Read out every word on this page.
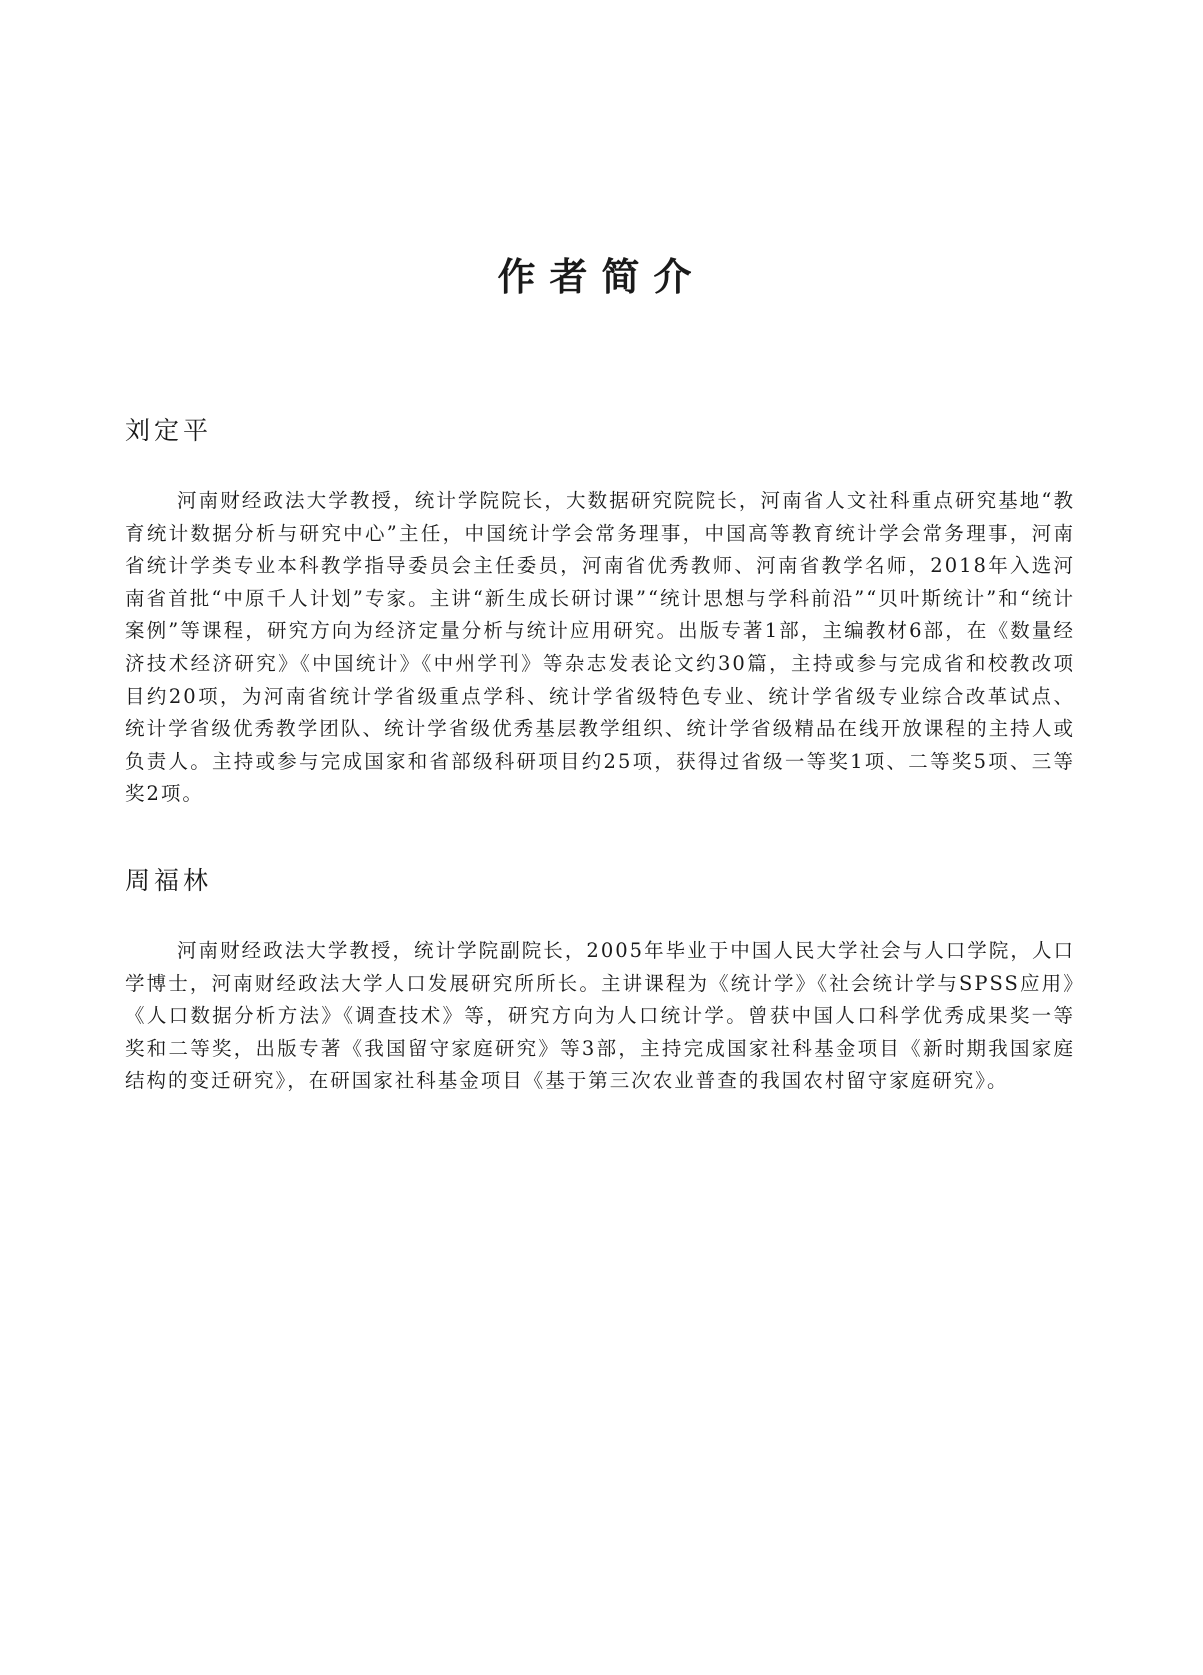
作者简介
刘定平

河南财经政法大学教授，统计学院院长，大数据研究院院长，河南省人文社科重点研究基地“教育统计数据分析与研究中心”主任，中国统计学会常务理事，中国高等教育统计学会常务理事，河南省统计学类专业本科教学指导委员会主任委员，河南省优秀教师、河南省教学名师，2018年入选河南省首批“中原千人计划”专家。主讲“新生成长研讨课”“统计思想与学科前沿”“贝叶斯统计”和“统计案例”等课程，研究方向为经济定量分析与统计应用研究。出版专著1部，主编教材6部，在《数量经济技术经济研究》《中国统计》《中州学刊》等杂志发表论文约30篇，主持或参与完成省和校教改项目约20项，为河南省统计学省级重点学科、统计学省级特色专业、统计学省级专业综合改革试点、统计学省级优秀教学团队、统计学省级优秀基层教学组织、统计学省级精品在线开放课程的主持人或负责人。主持或参与完成国家和省部级科研项目约25项，获得过省级一等奖1项、二等奖5项、三等奖2项。

周福林

河南财经政法大学教授，统计学院副院长，2005年毕业于中国人民大学社会与人口学院，人口学博士，河南财经政法大学人口发展研究所所长。主讲课程为《统计学》《社会统计学与SPSS应用》《人口数据分析方法》《调查技术》等，研究方向为人口统计学。曾获中国人口科学优秀成果奖一等奖和二等奖，出版专著《我国留守家庭研究》等3部，主持完成国家社科基金项目《新时期我国家庭结构的变迁研究》，在研国家社科基金项目《基于第三次农业普查的我国农村留守家庭研究》。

□ □ □

What is being asked >> Pick out and copy the lines of the material that include the word "河南财经政法大学教授".

Response to this exercise >>
河南财经政法大学教授，统计学院院长，大数据研究院院长，河南省人文社科重点研究基地“教育统计数据分析与研究中心”主任，中国统计学会常务理事，中国高等教育统计学会常务理事，河南省统计学类专业本科教学指导委员会主任委员，河南省优秀教师、河南省教学名师，2018年入选河南省首批“中原千人计划”专家。主讲“新生成长研讨课”“统计思想与学科前沿”“贝叶斯统计”和“统计案例”等课程，研究方向为经济定量分析与统计应用研究。出版专著1部，主编教材6部，在《数量经济技术经济研究》《中国统计》《中州学刊》等杂志发表论文约30篇，主持或参与完成省和校教改项目约20项，为河南省统计学省级重点学科、统计学省级特色专业、统计学省级专业综合改革试点、统计学省级优秀教学团队、统计学省级优秀基层教学组织、统计学省级精品在线开放课程的主持人或负责人。主持或参与完成国家和省部级科研项目约25项，获得过省级一等奖1项、二等奖5项、三等奖2项。
河南财经政法大学教授，统计学院副院长，2005年毕业于中国人民大学社会与人口学院，人口学博士，河南财经政法大学人口发展研究所所长。主讲课程为《统计学》《社会统计学与SPSS应用》《人口数据分析方法》《调查技术》等，研究方向为人口统计学。曾获中国人口科学优秀成果奖一等奖和二等奖，出版专著《我国留守家庭研究》等3部，主持完成国家社科基金项目《新时期我国家庭结构的变迁研究》，在研国家社科基金项目《基于第三次农业普查的我国农村留守家庭研究》。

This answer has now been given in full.